» **Stated task**: From the entries that follow, gather each line holding the word "INSTRUCTIONS".

Source data:
-- Start --

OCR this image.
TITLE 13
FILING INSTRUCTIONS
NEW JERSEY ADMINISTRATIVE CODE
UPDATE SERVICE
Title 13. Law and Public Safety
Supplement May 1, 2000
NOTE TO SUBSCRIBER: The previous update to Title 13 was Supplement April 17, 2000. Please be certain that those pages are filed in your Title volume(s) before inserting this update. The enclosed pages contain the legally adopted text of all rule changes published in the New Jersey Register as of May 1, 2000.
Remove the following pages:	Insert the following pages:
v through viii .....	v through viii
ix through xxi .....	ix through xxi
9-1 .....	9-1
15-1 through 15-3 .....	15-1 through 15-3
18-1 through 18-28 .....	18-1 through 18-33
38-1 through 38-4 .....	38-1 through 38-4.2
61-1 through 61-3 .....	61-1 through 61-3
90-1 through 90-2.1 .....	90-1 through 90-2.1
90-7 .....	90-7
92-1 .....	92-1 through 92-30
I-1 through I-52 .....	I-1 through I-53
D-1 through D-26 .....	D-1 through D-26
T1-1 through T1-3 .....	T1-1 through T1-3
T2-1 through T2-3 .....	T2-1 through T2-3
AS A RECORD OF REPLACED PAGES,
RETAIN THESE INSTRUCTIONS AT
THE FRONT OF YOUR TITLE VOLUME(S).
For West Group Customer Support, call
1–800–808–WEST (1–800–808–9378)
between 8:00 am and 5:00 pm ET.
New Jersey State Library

-- End --

» **Solution to this problem**:
FILING INSTRUCTIONS
RETAIN THESE INSTRUCTIONS AT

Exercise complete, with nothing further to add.